### [Exercise aim]
Give the material again in full, matching it exactly.

Records contained in a dataset:
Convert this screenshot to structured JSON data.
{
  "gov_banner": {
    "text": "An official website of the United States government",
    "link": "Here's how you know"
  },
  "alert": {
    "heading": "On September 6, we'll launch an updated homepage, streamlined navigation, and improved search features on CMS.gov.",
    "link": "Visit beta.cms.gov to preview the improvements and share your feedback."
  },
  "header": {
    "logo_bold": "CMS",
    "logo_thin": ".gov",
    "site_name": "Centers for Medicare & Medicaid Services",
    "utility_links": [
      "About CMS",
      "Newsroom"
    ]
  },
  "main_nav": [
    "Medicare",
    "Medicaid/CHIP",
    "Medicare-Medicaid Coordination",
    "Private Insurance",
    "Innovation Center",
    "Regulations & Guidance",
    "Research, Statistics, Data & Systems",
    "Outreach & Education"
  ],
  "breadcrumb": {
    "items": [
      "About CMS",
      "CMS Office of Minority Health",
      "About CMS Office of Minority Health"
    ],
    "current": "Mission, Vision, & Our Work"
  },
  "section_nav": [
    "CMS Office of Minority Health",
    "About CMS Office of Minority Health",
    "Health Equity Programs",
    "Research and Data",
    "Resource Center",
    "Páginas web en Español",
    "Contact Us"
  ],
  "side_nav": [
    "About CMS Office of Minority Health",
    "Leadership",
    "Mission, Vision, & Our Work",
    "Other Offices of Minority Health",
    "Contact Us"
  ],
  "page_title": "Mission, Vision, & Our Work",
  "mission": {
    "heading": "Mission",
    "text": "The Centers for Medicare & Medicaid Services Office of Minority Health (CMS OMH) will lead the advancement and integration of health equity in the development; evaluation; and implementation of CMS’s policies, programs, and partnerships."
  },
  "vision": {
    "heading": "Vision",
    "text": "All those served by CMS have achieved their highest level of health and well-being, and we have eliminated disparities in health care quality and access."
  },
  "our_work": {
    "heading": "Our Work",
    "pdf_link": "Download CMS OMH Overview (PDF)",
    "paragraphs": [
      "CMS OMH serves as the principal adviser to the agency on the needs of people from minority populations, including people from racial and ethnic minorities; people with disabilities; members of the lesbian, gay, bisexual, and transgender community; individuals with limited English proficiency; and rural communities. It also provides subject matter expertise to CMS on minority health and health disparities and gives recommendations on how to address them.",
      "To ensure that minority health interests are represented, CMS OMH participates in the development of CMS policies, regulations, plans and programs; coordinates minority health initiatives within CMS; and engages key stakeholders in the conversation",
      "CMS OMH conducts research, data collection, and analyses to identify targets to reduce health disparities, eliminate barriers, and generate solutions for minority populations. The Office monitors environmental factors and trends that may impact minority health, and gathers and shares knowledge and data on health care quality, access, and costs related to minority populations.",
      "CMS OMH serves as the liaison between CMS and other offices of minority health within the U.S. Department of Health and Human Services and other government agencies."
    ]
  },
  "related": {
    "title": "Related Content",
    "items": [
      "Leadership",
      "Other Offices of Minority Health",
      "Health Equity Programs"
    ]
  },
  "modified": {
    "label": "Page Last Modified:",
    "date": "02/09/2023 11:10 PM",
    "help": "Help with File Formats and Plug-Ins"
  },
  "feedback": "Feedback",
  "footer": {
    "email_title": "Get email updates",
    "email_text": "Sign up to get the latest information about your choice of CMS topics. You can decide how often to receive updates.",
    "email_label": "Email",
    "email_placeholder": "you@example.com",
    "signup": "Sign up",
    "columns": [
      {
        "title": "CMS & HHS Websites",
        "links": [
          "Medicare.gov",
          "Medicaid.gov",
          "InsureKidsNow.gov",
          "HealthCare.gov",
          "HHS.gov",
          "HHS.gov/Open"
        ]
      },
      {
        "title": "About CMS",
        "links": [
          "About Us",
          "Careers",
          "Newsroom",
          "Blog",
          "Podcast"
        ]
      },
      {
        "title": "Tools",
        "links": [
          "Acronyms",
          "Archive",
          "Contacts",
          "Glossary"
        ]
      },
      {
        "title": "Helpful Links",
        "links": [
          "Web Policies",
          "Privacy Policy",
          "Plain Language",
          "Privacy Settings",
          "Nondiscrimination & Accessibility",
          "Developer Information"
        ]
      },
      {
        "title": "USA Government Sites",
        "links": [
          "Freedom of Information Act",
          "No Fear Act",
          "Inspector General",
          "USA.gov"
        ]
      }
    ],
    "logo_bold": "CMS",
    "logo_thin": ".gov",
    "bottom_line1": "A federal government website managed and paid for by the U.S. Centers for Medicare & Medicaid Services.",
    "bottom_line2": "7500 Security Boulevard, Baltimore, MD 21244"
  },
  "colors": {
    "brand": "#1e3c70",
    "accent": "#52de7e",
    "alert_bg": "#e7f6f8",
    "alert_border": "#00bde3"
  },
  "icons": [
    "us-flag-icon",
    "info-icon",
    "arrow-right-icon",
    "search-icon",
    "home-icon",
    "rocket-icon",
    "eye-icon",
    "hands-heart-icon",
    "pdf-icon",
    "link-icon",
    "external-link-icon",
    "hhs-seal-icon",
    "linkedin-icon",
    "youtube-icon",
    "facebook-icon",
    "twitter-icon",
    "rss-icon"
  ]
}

### [The output]
Convert this screenshot to structured JSON data.
{
  "gov_banner": {
    "text": "An official website of the United States government",
    "link": "Here's how you know"
  },
  "alert": {
    "heading": "On September 6, we'll launch an updated homepage, streamlined navigation, and improved search features on CMS.gov.",
    "link": "Visit beta.cms.gov to preview the improvements and share your feedback."
  },
  "header": {
    "logo_bold": "CMS",
    "logo_thin": ".gov",
    "site_name": "Centers for Medicare & Medicaid Services",
    "utility_links": [
      "About CMS",
      "Newsroom"
    ]
  },
  "main_nav": [
    "Medicare",
    "Medicaid/CHIP",
    "Medicare-Medicaid Coordination",
    "Private Insurance",
    "Innovation Center",
    "Regulations & Guidance",
    "Research, Statistics, Data & Systems",
    "Outreach & Education"
  ],
  "breadcrumb": {
    "items": [
      "About CMS",
      "CMS Office of Minority Health",
      "About CMS Office of Minority Health"
    ],
    "current": "Mission, Vision, & Our Work"
  },
  "section_nav": [
    "CMS Office of Minority Health",
    "About CMS Office of Minority Health",
    "Health Equity Programs",
    "Research and Data",
    "Resource Center",
    "Páginas web en Español",
    "Contact Us"
  ],
  "side_nav": [
    "About CMS Office of Minority Health",
    "Leadership",
    "Mission, Vision, & Our Work",
    "Other Offices of Minority Health",
    "Contact Us"
  ],
  "page_title": "Mission, Vision, & Our Work",
  "mission": {
    "heading": "Mission",
    "text": "The Centers for Medicare & Medicaid Services Office of Minority Health (CMS OMH) will lead the advancement and integration of health equity in the development; evaluation; and implementation of CMS’s policies, programs, and partnerships."
  },
  "vision": {
    "heading": "Vision",
    "text": "All those served by CMS have achieved their highest level of health and well-being, and we have eliminated disparities in health care quality and access."
  },
  "our_work": {
    "heading": "Our Work",
    "pdf_link": "Download CMS OMH Overview (PDF)",
    "paragraphs": [
      "CMS OMH serves as the principal adviser to the agency on the needs of people from minority populations, including people from racial and ethnic minorities; people with disabilities; members of the lesbian, gay, bisexual, and transgender community; individuals with limited English proficiency; and rural communities. It also provides subject matter expertise to CMS on minority health and health disparities and gives recommendations on how to address them.",
      "To ensure that minority health interests are represented, CMS OMH participates in the development of CMS policies, regulations, plans and programs; coordinates minority health initiatives within CMS; and engages key stakeholders in the conversation",
      "CMS OMH conducts research, data collection, and analyses to identify targets to reduce health disparities, eliminate barriers, and generate solutions for minority populations. The Office monitors environmental factors and trends that may impact minority health, and gathers and shares knowledge and data on health care quality, access, and costs related to minority populations.",
      "CMS OMH serves as the liaison between CMS and other offices of minority health within the U.S. Department of Health and Human Services and other government agencies."
    ]
  },
  "related": {
    "title": "Related Content",
    "items": [
      "Leadership",
      "Other Offices of Minority Health",
      "Health Equity Programs"
    ]
  },
  "modified": {
    "label": "Page Last Modified:",
    "date": "02/09/2023 11:10 PM",
    "help": "Help with File Formats and Plug-Ins"
  },
  "feedback": "Feedback",
  "footer": {
    "email_title": "Get email updates",
    "email_text": "Sign up to get the latest information about your choice of CMS topics. You can decide how often to receive updates.",
    "email_label": "Email",
    "email_placeholder": "you@example.com",
    "signup": "Sign up",
    "columns": [
      {
        "title": "CMS & HHS Websites",
        "links": [
          "Medicare.gov",
          "Medicaid.gov",
          "InsureKidsNow.gov",
          "HealthCare.gov",
          "HHS.gov",
          "HHS.gov/Open"
        ]
      },
      {
        "title": "About CMS",
        "links": [
          "About Us",
          "Careers",
          "Newsroom",
          "Blog",
          "Podcast"
        ]
      },
      {
        "title": "Tools",
        "links": [
          "Acronyms",
          "Archive",
          "Contacts",
          "Glossary"
        ]
      },
      {
        "title": "Helpful Links",
        "links": [
          "Web Policies",
          "Privacy Policy",
          "Plain Language",
          "Privacy Settings",
          "Nondiscrimination & Accessibility",
          "Developer Information"
        ]
      },
      {
        "title": "USA Government Sites",
        "links": [
          "Freedom of Information Act",
          "No Fear Act",
          "Inspector General",
          "USA.gov"
        ]
      }
    ],
    "logo_bold": "CMS",
    "logo_thin": ".gov",
    "bottom_line1": "A federal government website managed and paid for by the U.S. Centers for Medicare & Medicaid Services.",
    "bottom_line2": "7500 Security Boulevard, Baltimore, MD 21244"
  },
  "colors": {
    "brand": "#1e3c70",
    "accent": "#52de7e",
    "alert_bg": "#e7f6f8",
    "alert_border": "#00bde3"
  },
  "icons": [
    "us-flag-icon",
    "info-icon",
    "arrow-right-icon",
    "search-icon",
    "home-icon",
    "rocket-icon",
    "eye-icon",
    "hands-heart-icon",
    "pdf-icon",
    "link-icon",
    "external-link-icon",
    "hhs-seal-icon",
    "linkedin-icon",
    "youtube-icon",
    "facebook-icon",
    "twitter-icon",
    "rss-icon"
  ]
}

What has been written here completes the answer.